Description of the task:
Find the word "apps" in the data. Return every line where it appears.

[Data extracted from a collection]
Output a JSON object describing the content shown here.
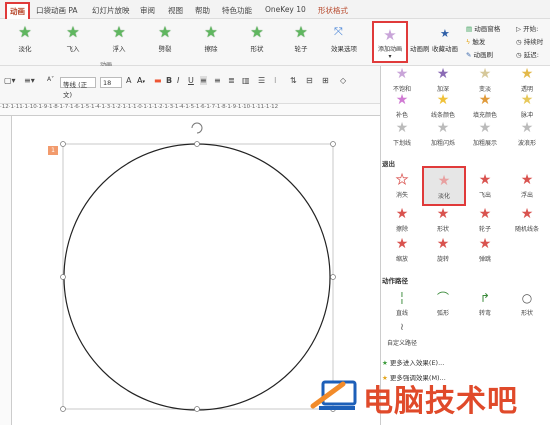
{
  "tabs": [
    "动画",
    "口袋动画 PA",
    "幻灯片放映",
    "审阅",
    "视图",
    "帮助",
    "特色功能",
    "OneKey 10",
    "形状格式"
  ],
  "ribbon": {
    "effects": [
      "淡化",
      "飞入",
      "浮入",
      "劈裂",
      "擦除",
      "形状",
      "轮子"
    ],
    "effect_options": "效果选项",
    "add_animation": "添加动画",
    "anim_painter": "动画刷",
    "fav_anim": "收藏动画",
    "anim_pane": "动画窗格",
    "trigger": "触发",
    "start": "开始:",
    "duration": "持续时",
    "delay": "延迟:",
    "group_label": "动画"
  },
  "fontbar": {
    "font": "等线 (正文)",
    "size": "18"
  },
  "ruler_text": "·12·1·11·1·10·1·9·1·8·1·7·1·6·1·5·1·4·1·3·1·2·1·1·1·0·1·1·1·2·1·3·1·4·1·5·1·6·1·7·1·8·1·9·1·10·1·11·1·12",
  "slide_number": "1",
  "panel": {
    "row0": [
      "不饱和",
      "加深",
      "变淡",
      "透明"
    ],
    "row1": [
      "补色",
      "线条颜色",
      "填充颜色",
      "脉冲"
    ],
    "row2": [
      "下划线",
      "加粗闪烁",
      "加粗展示",
      "波浪形"
    ],
    "exit_title": "退出",
    "exit_row0": [
      "消失",
      "淡化",
      "飞出",
      "浮出"
    ],
    "exit_row1": [
      "擦除",
      "形状",
      "轮子",
      "随机线条"
    ],
    "exit_row2": [
      "缩放",
      "旋转",
      "弹跳",
      ""
    ],
    "path_title": "动作路径",
    "paths": [
      "直线",
      "弧形",
      "转弯",
      "形状"
    ],
    "custom_path": "自定义路径",
    "menu": [
      "更多进入效果(E)...",
      "更多强调效果(M)..."
    ]
  },
  "watermark": "电脑技术吧",
  "colors": {
    "accent_red": "#e03a3a",
    "star_green": "#5fb75f",
    "star_red": "#d9534f",
    "watermark": "#e04a2a"
  }
}
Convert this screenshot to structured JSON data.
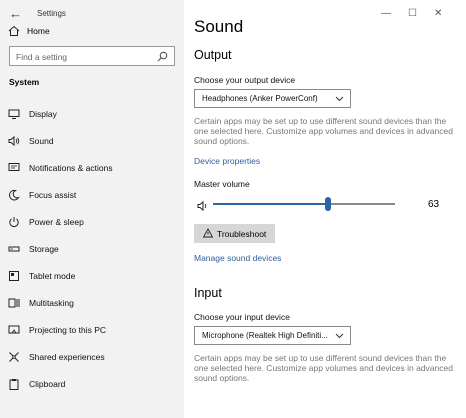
{
  "window": {
    "app_title": "Settings",
    "back_glyph": "←",
    "minimize_glyph": "—",
    "maximize_glyph": "☐",
    "close_glyph": "✕"
  },
  "sidebar": {
    "home_label": "Home",
    "search_placeholder": "Find a setting",
    "section_label": "System",
    "items": [
      {
        "label": "Display",
        "icon": "display-icon"
      },
      {
        "label": "Sound",
        "icon": "speaker-icon"
      },
      {
        "label": "Notifications & actions",
        "icon": "notifications-icon"
      },
      {
        "label": "Focus assist",
        "icon": "moon-icon"
      },
      {
        "label": "Power & sleep",
        "icon": "power-icon"
      },
      {
        "label": "Storage",
        "icon": "storage-icon"
      },
      {
        "label": "Tablet mode",
        "icon": "tablet-icon"
      },
      {
        "label": "Multitasking",
        "icon": "multitasking-icon"
      },
      {
        "label": "Projecting to this PC",
        "icon": "projecting-icon"
      },
      {
        "label": "Shared experiences",
        "icon": "shared-icon"
      },
      {
        "label": "Clipboard",
        "icon": "clipboard-icon"
      }
    ]
  },
  "main": {
    "title": "Sound",
    "output": {
      "heading": "Output",
      "device_label": "Choose your output device",
      "device_value": "Headphones (Anker PowerConf)",
      "description": "Certain apps may be set up to use different sound devices than the one selected here. Customize app volumes and devices in advanced sound options.",
      "properties_link": "Device properties",
      "volume_label": "Master volume",
      "volume_value": "63",
      "volume_level": 63,
      "troubleshoot_label": "Troubleshoot",
      "manage_link": "Manage sound devices"
    },
    "input": {
      "heading": "Input",
      "device_label": "Choose your input device",
      "device_value": "Microphone (Realtek High Definiti...",
      "description": "Certain apps may be set up to use different sound devices than the one selected here. Customize app volumes and devices in advanced sound options."
    }
  },
  "colors": {
    "accent": "#2a63a8",
    "link": "#2e5f9e",
    "sidebar_bg": "#f2f2f2"
  }
}
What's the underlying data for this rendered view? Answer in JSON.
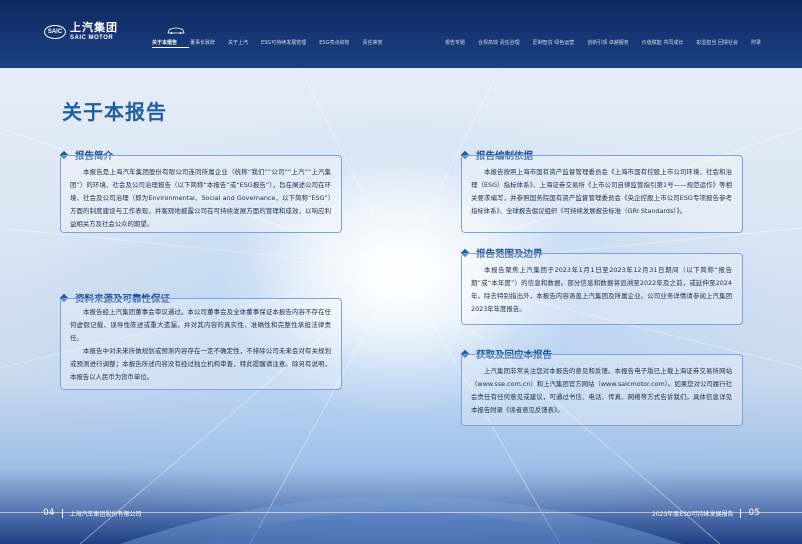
{
  "header": {
    "logo_badge": "SAIC",
    "logo_cn": "上汽集团",
    "logo_en": "SAIC MOTOR",
    "nav_left": [
      "关于本报告",
      "董事长致辞",
      "关于上汽",
      "ESG可持续发展管理",
      "ESG亮点绩效",
      "责任荣誉"
    ],
    "nav_right": [
      "报告专题",
      "合规高效 责任治理",
      "匠制智造 绿色运营",
      "创新引领 卓越服务",
      "价值赋能 共同成长",
      "彰显担当 回馈社会",
      "附录"
    ]
  },
  "page_title": "关于本报告",
  "sections": {
    "intro": {
      "title": "报告简介",
      "paragraphs": [
        "本报告是上海汽车集团股份有限公司连同所属企业（统称“我们”“公司”“上汽”“上汽集团”）的环境、社会及公司治理报告（以下简称“本报告”或“ESG报告”），旨在阐述公司在环境、社会及公司治理（即为Environmental、Social and Governance，以下简称“ESG”）方面的制度建设与工作表现，并客观地披露公司在可持续发展方面的管理和成效，以响应利益相关方及社会公众的期望。"
      ]
    },
    "source": {
      "title": "资料来源及可靠性保证",
      "paragraphs": [
        "本报告经上汽集团董事会审议通过。本公司董事会及全体董事保证本报告内容不存在任何虚假记载、误导性陈述或重大遗漏，并对其内容的真实性、准确性和完整性承担法律责任。",
        "本报告中对未来所做规划或预测内容存在一定不确定性，不排除公司未来会对有关规划或预测进行调整；本报告所述内容没有经过独立机构审查，特此提醒请注意。除另有说明，本报告以人民币为货币单位。"
      ]
    },
    "basis": {
      "title": "报告编制依据",
      "paragraphs": [
        "本报告按照上海市国有资产监督管理委员会《上海市国有控股上市公司环境、社会和治理（ESG）指标体系》、上海证券交易所《上市公司自律监管指引第1号——规范运作》等相关要求编写，并参照国务院国有资产监督管理委员会《央企控股上市公司ESG专项报告参考指标体系》、全球报告倡议组织《可持续发展报告标准（GRI Standards）》。"
      ]
    },
    "scope": {
      "title": "报告范围及边界",
      "paragraphs": [
        "本报告聚焦上汽集团于2023年1月1日至2023年12月31日期间（以下简称“报告期”或“本年度”）的信息和数据。部分信息和数据将追溯至2022年及之前，或延伸至2024年。除去特别指出外，本报告内容涵盖上汽集团及所属企业。公司业务详情请参阅上汽集团2023年年度报告。"
      ]
    },
    "feedback": {
      "title": "获取及回应本报告",
      "paragraphs": [
        "上汽集团非常关注您对本报告的意见和反馈。本报告电子版已上载上海证券交易所网站（www.sse.com.cn）和上汽集团官方网站（www.saicmotor.com）。如果您对公司履行社会责任有任何意见或建议，可通过书信、电话、传真、网络等方式告诉我们。具体信息详见本报告附录《读者意见反馈表》。"
      ]
    }
  },
  "footer": {
    "left_page": "04",
    "left_text": "上海汽车集团股份有限公司",
    "right_text": "2023年度ESG可持续发展报告",
    "right_page": "05"
  },
  "colors": {
    "header_bg": "#173777",
    "title_blue": "#1f5ea8",
    "box_border": "#7fa3d6"
  }
}
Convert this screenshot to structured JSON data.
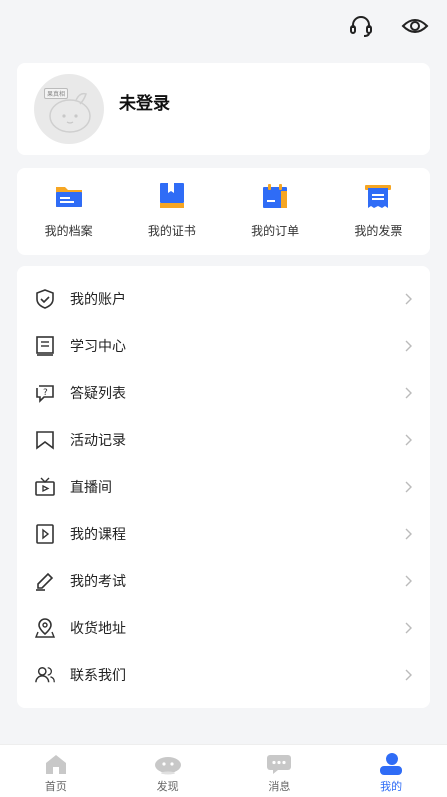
{
  "header": {
    "icons": [
      "headset-icon",
      "eye-icon"
    ]
  },
  "profile": {
    "avatar_tag": "果真相",
    "username": "未登录"
  },
  "quick_links": [
    {
      "label": "我的档案",
      "icon": "folder-icon"
    },
    {
      "label": "我的证书",
      "icon": "certificate-icon"
    },
    {
      "label": "我的订单",
      "icon": "order-icon"
    },
    {
      "label": "我的发票",
      "icon": "invoice-icon"
    }
  ],
  "menu": [
    {
      "label": "我的账户",
      "icon": "shield-icon"
    },
    {
      "label": "学习中心",
      "icon": "book-icon"
    },
    {
      "label": "答疑列表",
      "icon": "question-chat-icon"
    },
    {
      "label": "活动记录",
      "icon": "bookmark-icon"
    },
    {
      "label": "直播间",
      "icon": "tv-icon"
    },
    {
      "label": "我的课程",
      "icon": "play-file-icon"
    },
    {
      "label": "我的考试",
      "icon": "pencil-icon"
    },
    {
      "label": "收货地址",
      "icon": "location-icon"
    },
    {
      "label": "联系我们",
      "icon": "contacts-icon"
    }
  ],
  "tabs": [
    {
      "label": "首页",
      "icon": "home-icon",
      "active": false
    },
    {
      "label": "发现",
      "icon": "discover-icon",
      "active": false
    },
    {
      "label": "消息",
      "icon": "message-icon",
      "active": false
    },
    {
      "label": "我的",
      "icon": "user-icon",
      "active": true
    }
  ],
  "colors": {
    "accent": "#2f6cf6",
    "orange": "#f6a623",
    "inactive_tab": "#c8c8c8"
  }
}
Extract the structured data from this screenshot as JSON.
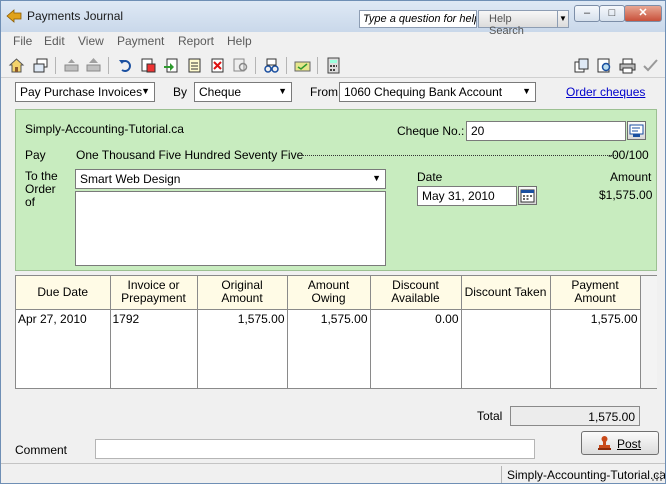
{
  "window": {
    "title": "Payments Journal",
    "help_placeholder": "Type a question for help",
    "help_search_label": "Help Search"
  },
  "menu": [
    "File",
    "Edit",
    "View",
    "Payment",
    "Report",
    "Help"
  ],
  "toolbar_icons": [
    "home-icon",
    "window-icon",
    "print-gray-icon",
    "print-up-icon",
    "undo-icon",
    "recall-icon",
    "adjust-icon",
    "notes-icon",
    "cancel-icon",
    "lookup-icon",
    "track-icon",
    "card-icon",
    "calculator-icon"
  ],
  "selectors": {
    "action": "Pay Purchase Invoices",
    "by_label": "By",
    "method": "Cheque",
    "from_label": "From",
    "account": "1060 Chequing Bank Account",
    "order_cheques": "Order cheques"
  },
  "cheque": {
    "company": "Simply-Accounting-Tutorial.ca",
    "cheque_no_label": "Cheque No.:",
    "cheque_no": "20",
    "pay_label": "Pay",
    "amount_words": "One Thousand Five Hundred Seventy Five",
    "cents": "-00/100",
    "to_order_label": "To the Order of",
    "payee": "Smart Web Design",
    "date_label": "Date",
    "date": "May 31, 2010",
    "amount_label": "Amount",
    "amount": "$1,575.00"
  },
  "table": {
    "headers": [
      "Due Date",
      "Invoice or Prepayment",
      "Original Amount",
      "Amount Owing",
      "Discount Available",
      "Discount Taken",
      "Payment Amount"
    ],
    "rows": [
      {
        "due_date": "Apr 27, 2010",
        "invoice": "1792",
        "original": "1,575.00",
        "owing": "1,575.00",
        "discount_available": "0.00",
        "discount_taken": "",
        "payment": "1,575.00"
      }
    ]
  },
  "footer": {
    "total_label": "Total",
    "total": "1,575.00",
    "comment_label": "Comment",
    "post_label": "Post"
  },
  "status": {
    "text": "Simply-Accounting-Tutorial.ca"
  }
}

Result:
      "description": "Certain apps may be set up to use different sound devices than the one selected here. Customize app volumes and devices in advanced sound options.",
      "description": "Certain apps may be set up to use different sound devices than the one selected here. Customize app volumes and devices in advanced sound options."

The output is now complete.